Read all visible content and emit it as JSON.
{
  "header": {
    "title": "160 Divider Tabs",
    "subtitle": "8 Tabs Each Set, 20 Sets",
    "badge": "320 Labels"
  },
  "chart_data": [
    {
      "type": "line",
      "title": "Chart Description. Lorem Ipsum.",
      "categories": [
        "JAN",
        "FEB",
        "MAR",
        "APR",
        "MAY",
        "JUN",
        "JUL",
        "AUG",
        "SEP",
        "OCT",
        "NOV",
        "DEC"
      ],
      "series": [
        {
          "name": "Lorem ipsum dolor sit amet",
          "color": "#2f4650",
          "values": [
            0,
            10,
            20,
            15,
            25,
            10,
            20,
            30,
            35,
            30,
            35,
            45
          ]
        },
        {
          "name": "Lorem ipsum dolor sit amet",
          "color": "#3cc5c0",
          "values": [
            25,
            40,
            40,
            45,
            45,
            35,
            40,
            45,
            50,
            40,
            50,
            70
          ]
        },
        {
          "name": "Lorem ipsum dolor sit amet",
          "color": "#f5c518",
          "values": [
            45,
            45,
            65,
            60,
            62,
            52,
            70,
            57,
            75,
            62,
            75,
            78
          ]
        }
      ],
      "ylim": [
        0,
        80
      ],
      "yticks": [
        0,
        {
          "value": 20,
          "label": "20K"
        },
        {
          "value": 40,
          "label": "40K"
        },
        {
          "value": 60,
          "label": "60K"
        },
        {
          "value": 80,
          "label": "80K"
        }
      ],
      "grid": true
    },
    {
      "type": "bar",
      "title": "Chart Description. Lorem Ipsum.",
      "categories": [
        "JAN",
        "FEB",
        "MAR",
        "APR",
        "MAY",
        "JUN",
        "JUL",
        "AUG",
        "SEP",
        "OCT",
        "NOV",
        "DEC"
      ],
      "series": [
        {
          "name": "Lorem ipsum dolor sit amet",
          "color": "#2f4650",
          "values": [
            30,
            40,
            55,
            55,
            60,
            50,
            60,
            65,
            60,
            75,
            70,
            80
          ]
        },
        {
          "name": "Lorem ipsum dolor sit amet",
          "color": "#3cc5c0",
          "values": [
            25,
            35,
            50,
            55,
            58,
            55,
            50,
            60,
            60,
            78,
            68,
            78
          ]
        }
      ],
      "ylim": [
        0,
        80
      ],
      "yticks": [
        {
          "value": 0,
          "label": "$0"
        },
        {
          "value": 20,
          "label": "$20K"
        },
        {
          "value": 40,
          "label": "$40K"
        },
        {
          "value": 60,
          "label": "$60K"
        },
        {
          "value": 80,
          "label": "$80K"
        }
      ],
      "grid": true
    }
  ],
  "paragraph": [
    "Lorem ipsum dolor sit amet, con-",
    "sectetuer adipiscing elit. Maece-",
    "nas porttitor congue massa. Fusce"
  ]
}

DIRECTIVE: Pull every line containing the word "Tabs" out of the material.

ANSWER FOR THIS EXERCISE:
    "title": "160 Divider Tabs",
    "subtitle": "8 Tabs Each Set, 20 Sets",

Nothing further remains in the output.